Sort through the data and copy the lines holding the word "JSON".

[Dataset rows about figures]
○ ○ ○ ○ ○

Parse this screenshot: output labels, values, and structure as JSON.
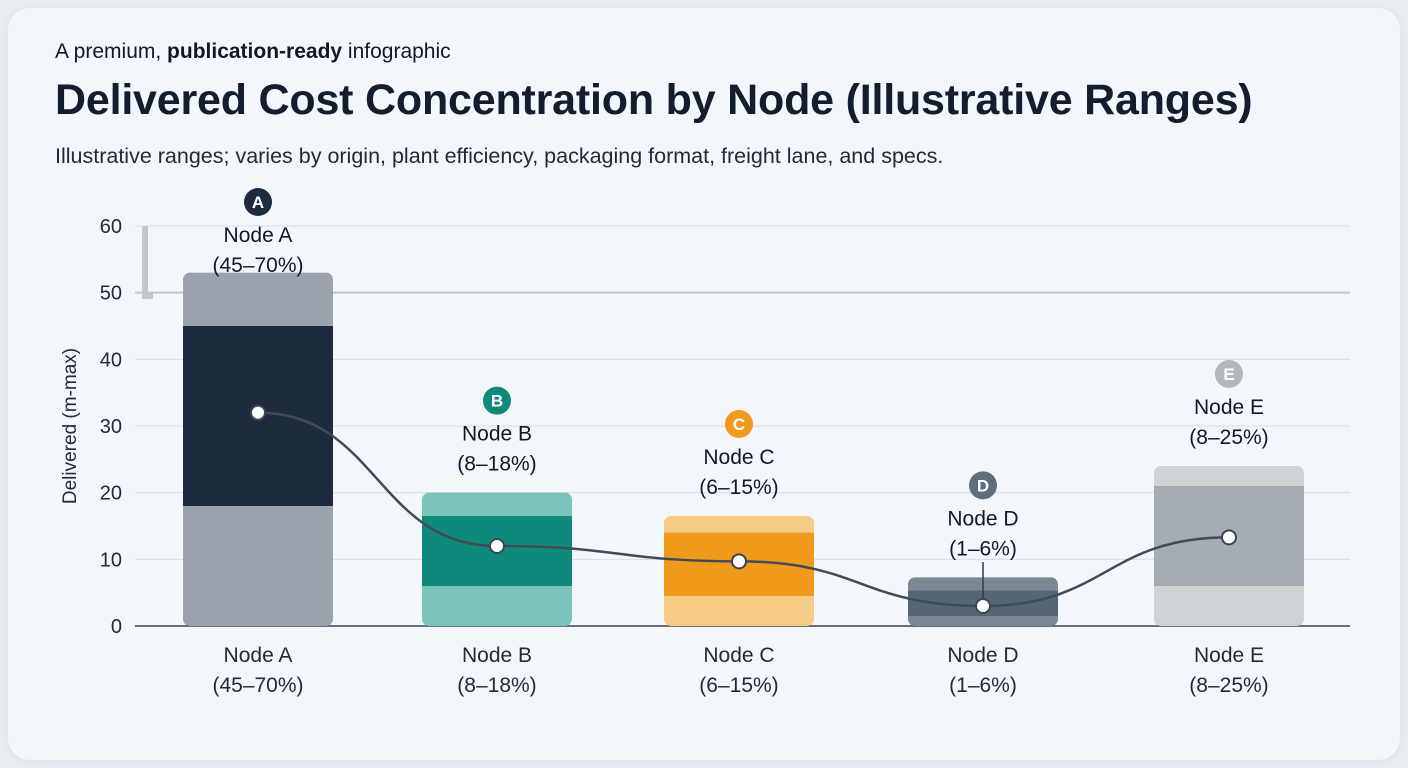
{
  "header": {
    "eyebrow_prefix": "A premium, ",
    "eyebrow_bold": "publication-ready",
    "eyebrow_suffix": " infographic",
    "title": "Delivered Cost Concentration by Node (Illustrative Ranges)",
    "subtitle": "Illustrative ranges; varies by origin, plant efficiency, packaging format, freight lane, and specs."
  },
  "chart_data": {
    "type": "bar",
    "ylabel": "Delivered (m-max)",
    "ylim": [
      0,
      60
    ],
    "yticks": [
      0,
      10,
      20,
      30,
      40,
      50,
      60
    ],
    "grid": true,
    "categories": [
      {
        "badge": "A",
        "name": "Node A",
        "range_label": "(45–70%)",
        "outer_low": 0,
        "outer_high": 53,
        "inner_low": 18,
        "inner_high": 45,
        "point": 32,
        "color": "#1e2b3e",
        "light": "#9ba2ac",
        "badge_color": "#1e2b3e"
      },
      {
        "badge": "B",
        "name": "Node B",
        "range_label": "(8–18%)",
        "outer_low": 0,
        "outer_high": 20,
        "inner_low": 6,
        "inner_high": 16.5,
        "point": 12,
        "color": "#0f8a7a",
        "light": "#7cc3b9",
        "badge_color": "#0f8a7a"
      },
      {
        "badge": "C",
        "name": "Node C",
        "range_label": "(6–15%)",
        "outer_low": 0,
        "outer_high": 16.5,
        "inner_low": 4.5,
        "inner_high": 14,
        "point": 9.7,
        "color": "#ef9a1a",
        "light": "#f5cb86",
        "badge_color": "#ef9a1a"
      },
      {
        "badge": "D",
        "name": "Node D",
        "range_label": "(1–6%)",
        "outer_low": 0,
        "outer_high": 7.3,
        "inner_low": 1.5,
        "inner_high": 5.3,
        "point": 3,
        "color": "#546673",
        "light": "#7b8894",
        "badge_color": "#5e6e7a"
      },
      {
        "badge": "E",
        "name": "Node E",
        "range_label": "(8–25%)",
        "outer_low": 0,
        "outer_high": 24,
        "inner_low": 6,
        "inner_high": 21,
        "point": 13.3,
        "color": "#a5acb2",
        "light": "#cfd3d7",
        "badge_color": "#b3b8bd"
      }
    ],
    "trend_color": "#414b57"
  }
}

○ ○ ○ ○ ○

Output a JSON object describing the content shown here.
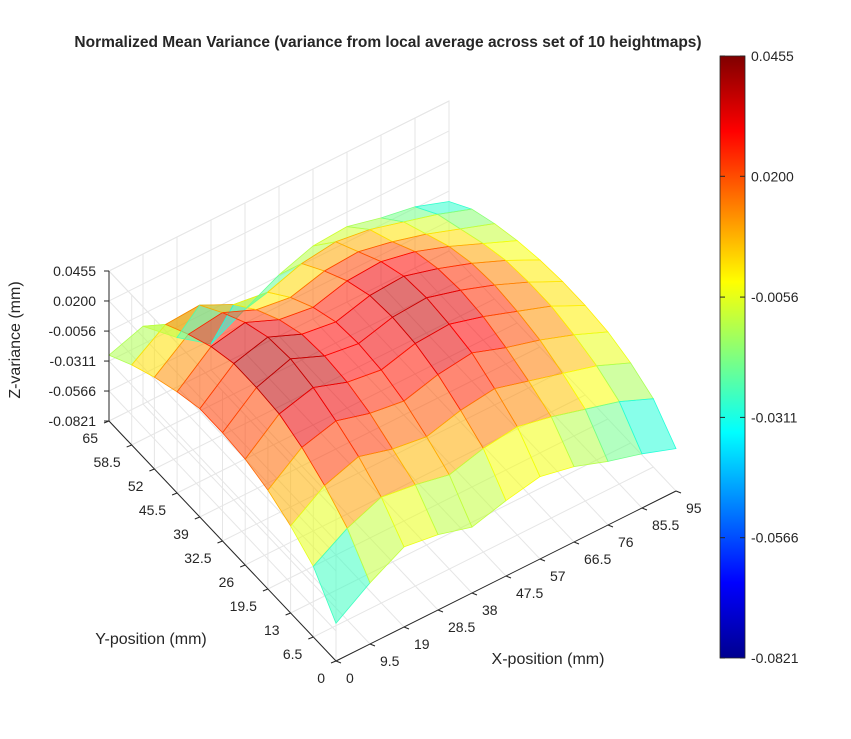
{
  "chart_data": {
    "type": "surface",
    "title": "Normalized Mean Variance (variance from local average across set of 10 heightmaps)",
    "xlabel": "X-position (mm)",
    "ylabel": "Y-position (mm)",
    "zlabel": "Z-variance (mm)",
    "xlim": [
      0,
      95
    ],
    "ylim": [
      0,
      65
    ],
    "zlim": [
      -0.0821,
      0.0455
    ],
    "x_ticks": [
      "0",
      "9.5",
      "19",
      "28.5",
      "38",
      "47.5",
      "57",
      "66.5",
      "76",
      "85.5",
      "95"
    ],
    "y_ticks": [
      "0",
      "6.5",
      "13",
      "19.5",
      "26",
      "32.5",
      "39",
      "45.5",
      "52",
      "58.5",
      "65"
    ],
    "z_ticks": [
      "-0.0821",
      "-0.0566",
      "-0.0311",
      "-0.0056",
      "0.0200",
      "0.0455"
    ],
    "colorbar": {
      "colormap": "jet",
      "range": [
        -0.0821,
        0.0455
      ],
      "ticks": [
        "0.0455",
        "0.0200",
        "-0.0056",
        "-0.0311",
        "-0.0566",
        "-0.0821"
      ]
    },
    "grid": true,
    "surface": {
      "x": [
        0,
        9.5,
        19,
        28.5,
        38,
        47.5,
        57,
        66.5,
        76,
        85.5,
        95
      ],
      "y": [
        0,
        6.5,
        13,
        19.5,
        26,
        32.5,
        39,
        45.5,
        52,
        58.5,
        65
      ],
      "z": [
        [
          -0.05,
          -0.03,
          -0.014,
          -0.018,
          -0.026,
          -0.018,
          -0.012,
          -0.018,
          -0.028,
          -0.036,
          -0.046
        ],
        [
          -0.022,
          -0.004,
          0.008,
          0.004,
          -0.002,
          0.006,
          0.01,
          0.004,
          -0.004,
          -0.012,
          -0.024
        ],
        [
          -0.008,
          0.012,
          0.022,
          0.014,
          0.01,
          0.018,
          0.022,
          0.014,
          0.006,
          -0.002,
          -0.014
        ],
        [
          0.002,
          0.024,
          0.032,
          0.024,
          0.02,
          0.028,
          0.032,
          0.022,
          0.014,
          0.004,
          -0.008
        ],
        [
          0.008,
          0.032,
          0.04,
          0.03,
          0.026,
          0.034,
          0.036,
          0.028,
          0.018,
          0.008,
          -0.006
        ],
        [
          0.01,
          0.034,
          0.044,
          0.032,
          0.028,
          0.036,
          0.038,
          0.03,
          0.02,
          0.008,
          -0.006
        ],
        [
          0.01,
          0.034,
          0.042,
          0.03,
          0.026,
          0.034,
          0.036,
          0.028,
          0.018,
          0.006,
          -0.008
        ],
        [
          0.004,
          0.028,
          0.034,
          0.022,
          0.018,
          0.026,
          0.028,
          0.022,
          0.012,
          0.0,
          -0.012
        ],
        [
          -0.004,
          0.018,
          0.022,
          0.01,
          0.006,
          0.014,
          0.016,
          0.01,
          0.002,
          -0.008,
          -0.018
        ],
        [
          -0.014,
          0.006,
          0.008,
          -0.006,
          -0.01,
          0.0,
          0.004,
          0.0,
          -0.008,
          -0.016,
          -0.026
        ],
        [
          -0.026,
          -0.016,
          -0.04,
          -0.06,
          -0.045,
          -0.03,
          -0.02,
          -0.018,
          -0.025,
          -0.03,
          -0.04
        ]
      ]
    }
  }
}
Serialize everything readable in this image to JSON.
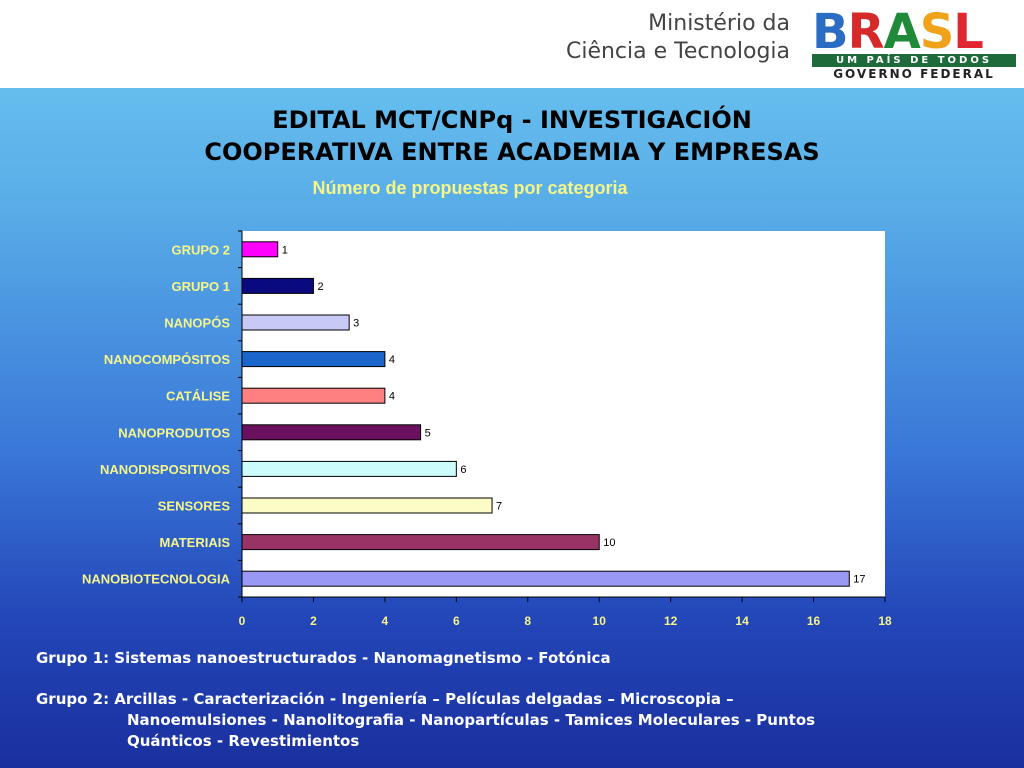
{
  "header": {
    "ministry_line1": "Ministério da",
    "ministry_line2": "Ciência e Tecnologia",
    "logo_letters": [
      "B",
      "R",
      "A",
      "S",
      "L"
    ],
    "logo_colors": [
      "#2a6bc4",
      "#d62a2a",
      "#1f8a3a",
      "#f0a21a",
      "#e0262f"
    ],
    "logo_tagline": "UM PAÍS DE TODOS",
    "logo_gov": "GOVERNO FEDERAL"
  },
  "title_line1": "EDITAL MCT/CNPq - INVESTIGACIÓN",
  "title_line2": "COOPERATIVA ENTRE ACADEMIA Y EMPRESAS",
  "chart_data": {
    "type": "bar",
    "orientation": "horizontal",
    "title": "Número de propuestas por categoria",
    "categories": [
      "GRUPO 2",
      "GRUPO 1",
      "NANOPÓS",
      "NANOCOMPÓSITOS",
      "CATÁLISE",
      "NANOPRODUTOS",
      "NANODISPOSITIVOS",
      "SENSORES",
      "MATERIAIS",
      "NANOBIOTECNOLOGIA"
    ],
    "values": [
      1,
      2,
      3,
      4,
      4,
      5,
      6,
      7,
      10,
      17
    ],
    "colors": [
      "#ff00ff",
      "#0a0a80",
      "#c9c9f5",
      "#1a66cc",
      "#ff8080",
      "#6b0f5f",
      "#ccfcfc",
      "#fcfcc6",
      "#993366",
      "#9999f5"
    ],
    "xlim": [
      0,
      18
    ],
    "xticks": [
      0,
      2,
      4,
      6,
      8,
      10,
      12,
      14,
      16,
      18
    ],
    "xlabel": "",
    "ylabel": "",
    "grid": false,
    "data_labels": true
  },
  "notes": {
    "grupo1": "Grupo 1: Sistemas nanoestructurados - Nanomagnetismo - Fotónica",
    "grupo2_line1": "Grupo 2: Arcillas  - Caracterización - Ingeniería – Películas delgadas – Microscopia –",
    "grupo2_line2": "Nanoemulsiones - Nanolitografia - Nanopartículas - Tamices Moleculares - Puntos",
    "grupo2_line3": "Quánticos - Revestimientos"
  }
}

○ ○ ○ ○ ○

* **Final answer**:
Parse this screenshot: output labels, values, and structure as JSON.
Output a JSON object describing the content shown here.
Serialize everything readable in this image to JSON.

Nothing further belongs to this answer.